WHAT TO WORK ON —
Extract each line of the material that follows exactly and omit its pictures.

DATA FOR PROCESSING —
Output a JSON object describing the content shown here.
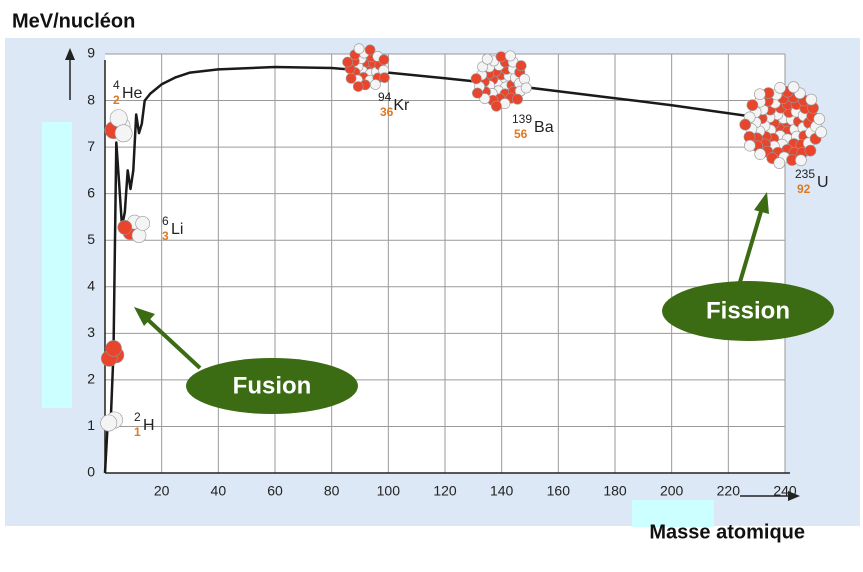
{
  "chart_data": {
    "type": "line",
    "y_label": "MeV/nucléon",
    "x_label": "Masse atomique",
    "x": [
      0,
      1,
      2,
      3,
      4,
      5,
      6,
      7,
      8,
      9,
      10,
      11,
      12,
      13,
      14,
      16,
      20,
      25,
      30,
      40,
      60,
      80,
      100,
      120,
      140,
      160,
      180,
      200,
      235
    ],
    "values": [
      0,
      1.1,
      1.1,
      2.6,
      7.1,
      6.2,
      5.3,
      5.6,
      6.5,
      6.1,
      6.5,
      7.7,
      7.3,
      7.5,
      8.0,
      8.15,
      8.35,
      8.5,
      8.6,
      8.67,
      8.72,
      8.7,
      8.6,
      8.48,
      8.35,
      8.2,
      8.05,
      7.9,
      7.6
    ],
    "color": "#1a1a1a",
    "xlim": [
      0,
      240
    ],
    "xticks": [
      20,
      40,
      60,
      80,
      100,
      120,
      140,
      160,
      180,
      200,
      220,
      240
    ],
    "ylim": [
      0,
      9
    ],
    "yticks": [
      0,
      1,
      2,
      3,
      4,
      5,
      6,
      7,
      8,
      9
    ],
    "grid": true,
    "nuclides": [
      {
        "A": "4",
        "Z": "2",
        "symbol": "He"
      },
      {
        "A": "6",
        "Z": "3",
        "symbol": "Li"
      },
      {
        "A": "2",
        "Z": "1",
        "symbol": "H"
      },
      {
        "A": "94",
        "Z": "36",
        "symbol": "Kr"
      },
      {
        "A": "139",
        "Z": "56",
        "symbol": "Ba"
      },
      {
        "A": "235",
        "Z": "92",
        "symbol": "U"
      }
    ],
    "annotations": [
      "Fusion",
      "Fission"
    ]
  }
}
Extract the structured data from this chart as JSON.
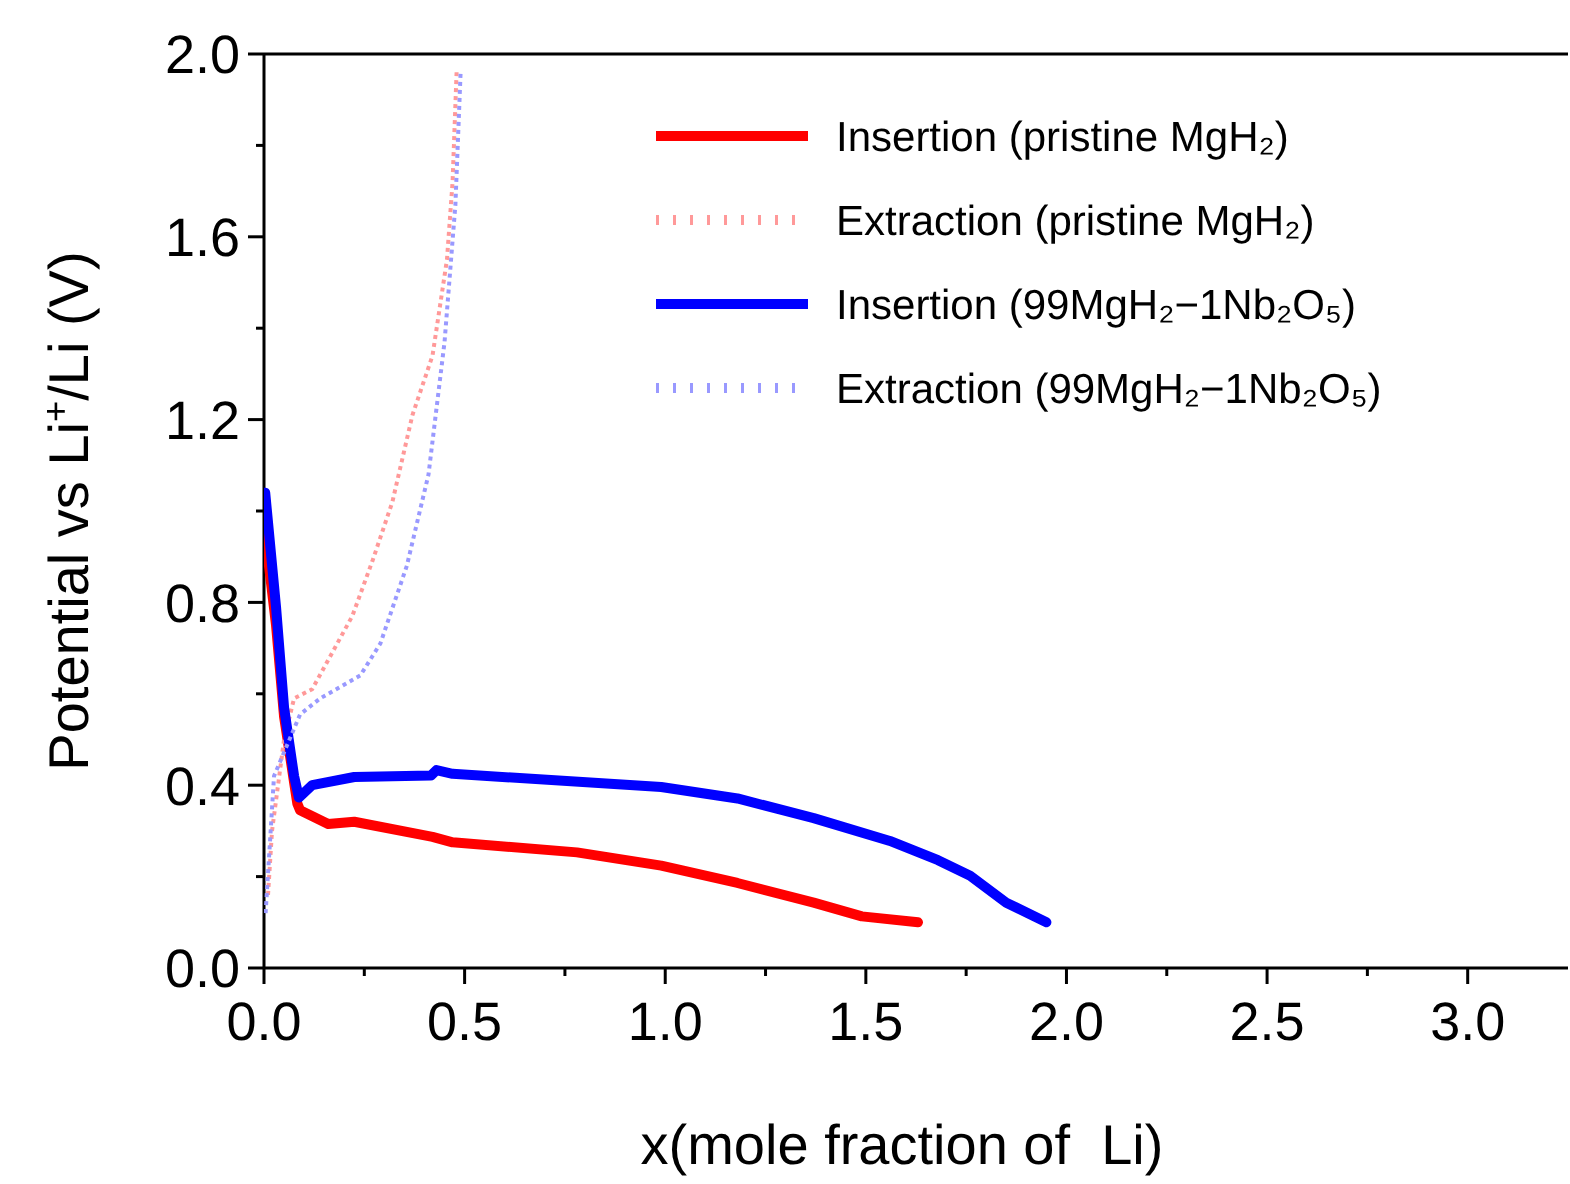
{
  "chart_data": {
    "type": "line",
    "xlabel": "x(mole fraction of  Li)",
    "ylabel": "Potential vs Li$^{+}$/Li (V)",
    "xlim": [
      0,
      3.25
    ],
    "ylim": [
      0,
      2.0
    ],
    "xticks": [
      {
        "value": 0,
        "label": "0.0"
      },
      {
        "value": 0.25,
        "label": null
      },
      0.5,
      {
        "value": 0.75,
        "label": null
      },
      {
        "value": 1,
        "label": "1.0"
      },
      {
        "value": 1.25,
        "label": null
      },
      1.5,
      {
        "value": 1.75,
        "label": null
      },
      {
        "value": 2,
        "label": "2.0"
      },
      {
        "value": 2.25,
        "label": null
      },
      2.5,
      {
        "value": 2.75,
        "label": null
      },
      {
        "value": 3,
        "label": "3.0"
      }
    ],
    "yticks": [
      {
        "value": 0,
        "label": "0.0"
      },
      {
        "value": 0.2,
        "label": null
      },
      0.4,
      {
        "value": 0.6,
        "label": null
      },
      0.8,
      {
        "value": 1.0,
        "label": null
      },
      1.2,
      {
        "value": 1.4,
        "label": null
      },
      1.6,
      {
        "value": 1.8,
        "label": null
      },
      {
        "value": 2.0,
        "label": "2.0"
      }
    ],
    "grid": false,
    "legend": "top right",
    "series": [
      {
        "name": "Insertion (pristine MgH₂)",
        "color": "#ff0000",
        "line_style": "solid",
        "x": [
          0.003,
          0.03,
          0.05,
          0.083,
          0.09,
          0.16,
          0.225,
          0.42,
          0.47,
          0.78,
          0.99,
          1.18,
          1.37,
          1.49,
          1.63
        ],
        "values": [
          0.95,
          0.75,
          0.55,
          0.36,
          0.345,
          0.315,
          0.32,
          0.287,
          0.275,
          0.253,
          0.224,
          0.186,
          0.143,
          0.113,
          0.1
        ]
      },
      {
        "name": "Extraction (pristine MgH₂)",
        "color": "#ff9999",
        "line_style": "dotted",
        "x": [
          0.01,
          0.02,
          0.05,
          0.075,
          0.12,
          0.22,
          0.27,
          0.32,
          0.37,
          0.42,
          0.456,
          0.47,
          0.48
        ],
        "values": [
          0.16,
          0.3,
          0.5,
          0.59,
          0.61,
          0.77,
          0.89,
          1.02,
          1.21,
          1.34,
          1.55,
          1.72,
          1.96
        ]
      },
      {
        "name": "Insertion (99MgH₂−1Nb₂O₅)",
        "color": "#0000ff",
        "line_style": "solid",
        "x": [
          0.003,
          0.03,
          0.05,
          0.075,
          0.087,
          0.12,
          0.225,
          0.416,
          0.43,
          0.47,
          0.99,
          1.18,
          1.37,
          1.56,
          1.68,
          1.76,
          1.85,
          1.95
        ],
        "values": [
          1.04,
          0.79,
          0.57,
          0.42,
          0.373,
          0.4,
          0.418,
          0.421,
          0.433,
          0.425,
          0.396,
          0.371,
          0.328,
          0.278,
          0.236,
          0.202,
          0.143,
          0.1
        ]
      },
      {
        "name": "Extraction (99MgH₂−1Nb₂O₅)",
        "color": "#9999ff",
        "line_style": "dotted",
        "x": [
          0.004,
          0.025,
          0.09,
          0.14,
          0.24,
          0.29,
          0.356,
          0.41,
          0.45,
          0.477,
          0.49
        ],
        "values": [
          0.12,
          0.42,
          0.555,
          0.59,
          0.64,
          0.71,
          0.88,
          1.08,
          1.37,
          1.67,
          1.96
        ]
      }
    ]
  }
}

PROBLEM SOLUTION —
Output a JSON object describing the content shown here.
{
  "chart_data": {
    "type": "line",
    "y_label": "MeV/nucléon",
    "x_label": "Masse atomique",
    "x": [
      0,
      1,
      2,
      3,
      4,
      5,
      6,
      7,
      8,
      9,
      10,
      11,
      12,
      13,
      14,
      16,
      20,
      25,
      30,
      40,
      60,
      80,
      100,
      120,
      140,
      160,
      180,
      200,
      235
    ],
    "values": [
      0,
      1.1,
      1.1,
      2.6,
      7.1,
      6.2,
      5.3,
      5.6,
      6.5,
      6.1,
      6.5,
      7.7,
      7.3,
      7.5,
      8.0,
      8.15,
      8.35,
      8.5,
      8.6,
      8.67,
      8.72,
      8.7,
      8.6,
      8.48,
      8.35,
      8.2,
      8.05,
      7.9,
      7.6
    ],
    "color": "#1a1a1a",
    "xlim": [
      0,
      240
    ],
    "xticks": [
      20,
      40,
      60,
      80,
      100,
      120,
      140,
      160,
      180,
      200,
      220,
      240
    ],
    "ylim": [
      0,
      9
    ],
    "yticks": [
      0,
      1,
      2,
      3,
      4,
      5,
      6,
      7,
      8,
      9
    ],
    "grid": true,
    "nuclides": [
      {
        "A": "4",
        "Z": "2",
        "symbol": "He"
      },
      {
        "A": "6",
        "Z": "3",
        "symbol": "Li"
      },
      {
        "A": "2",
        "Z": "1",
        "symbol": "H"
      },
      {
        "A": "94",
        "Z": "36",
        "symbol": "Kr"
      },
      {
        "A": "139",
        "Z": "56",
        "symbol": "Ba"
      },
      {
        "A": "235",
        "Z": "92",
        "symbol": "U"
      }
    ],
    "annotations": [
      "Fusion",
      "Fission"
    ]
  }
}
Extract the structured data from this chart as JSON.
{
  "chart_data": {
    "type": "line",
    "xlabel": "x(mole fraction of  Li)",
    "ylabel": "Potential vs Li$^{+}$/Li (V)",
    "xlim": [
      0,
      3.25
    ],
    "ylim": [
      0,
      2.0
    ],
    "xticks": [
      {
        "value": 0,
        "label": "0.0"
      },
      {
        "value": 0.25,
        "label": null
      },
      0.5,
      {
        "value": 0.75,
        "label": null
      },
      {
        "value": 1,
        "label": "1.0"
      },
      {
        "value": 1.25,
        "label": null
      },
      1.5,
      {
        "value": 1.75,
        "label": null
      },
      {
        "value": 2,
        "label": "2.0"
      },
      {
        "value": 2.25,
        "label": null
      },
      2.5,
      {
        "value": 2.75,
        "label": null
      },
      {
        "value": 3,
        "label": "3.0"
      }
    ],
    "yticks": [
      {
        "value": 0,
        "label": "0.0"
      },
      {
        "value": 0.2,
        "label": null
      },
      0.4,
      {
        "value": 0.6,
        "label": null
      },
      0.8,
      {
        "value": 1.0,
        "label": null
      },
      1.2,
      {
        "value": 1.4,
        "label": null
      },
      1.6,
      {
        "value": 1.8,
        "label": null
      },
      {
        "value": 2.0,
        "label": "2.0"
      }
    ],
    "grid": false,
    "legend": "top right",
    "series": [
      {
        "name": "Insertion (pristine MgH₂)",
        "color": "#ff0000",
        "line_style": "solid",
        "x": [
          0.003,
          0.03,
          0.05,
          0.083,
          0.09,
          0.16,
          0.225,
          0.42,
          0.47,
          0.78,
          0.99,
          1.18,
          1.37,
          1.49,
          1.63
        ],
        "values": [
          0.95,
          0.75,
          0.55,
          0.36,
          0.345,
          0.315,
          0.32,
          0.287,
          0.275,
          0.253,
          0.224,
          0.186,
          0.143,
          0.113,
          0.1
        ]
      },
      {
        "name": "Extraction (pristine MgH₂)",
        "color": "#ff9999",
        "line_style": "dotted",
        "x": [
          0.01,
          0.02,
          0.05,
          0.075,
          0.12,
          0.22,
          0.27,
          0.32,
          0.37,
          0.42,
          0.456,
          0.47,
          0.48
        ],
        "values": [
          0.16,
          0.3,
          0.5,
          0.59,
          0.61,
          0.77,
          0.89,
          1.02,
          1.21,
          1.34,
          1.55,
          1.72,
          1.96
        ]
      },
      {
        "name": "Insertion (99MgH₂−1Nb₂O₅)",
        "color": "#0000ff",
        "line_style": "solid",
        "x": [
          0.003,
          0.03,
          0.05,
          0.075,
          0.087,
          0.12,
          0.225,
          0.416,
          0.43,
          0.47,
          0.99,
          1.18,
          1.37,
          1.56,
          1.68,
          1.76,
          1.85,
          1.95
        ],
        "values": [
          1.04,
          0.79,
          0.57,
          0.42,
          0.373,
          0.4,
          0.418,
          0.421,
          0.433,
          0.425,
          0.396,
          0.371,
          0.328,
          0.278,
          0.236,
          0.202,
          0.143,
          0.1
        ]
      },
      {
        "name": "Extraction (99MgH₂−1Nb₂O₅)",
        "color": "#9999ff",
        "line_style": "dotted",
        "x": [
          0.004,
          0.025,
          0.09,
          0.14,
          0.24,
          0.29,
          0.356,
          0.41,
          0.45,
          0.477,
          0.49
        ],
        "values": [
          0.12,
          0.42,
          0.555,
          0.59,
          0.64,
          0.71,
          0.88,
          1.08,
          1.37,
          1.67,
          1.96
        ]
      }
    ]
  }
}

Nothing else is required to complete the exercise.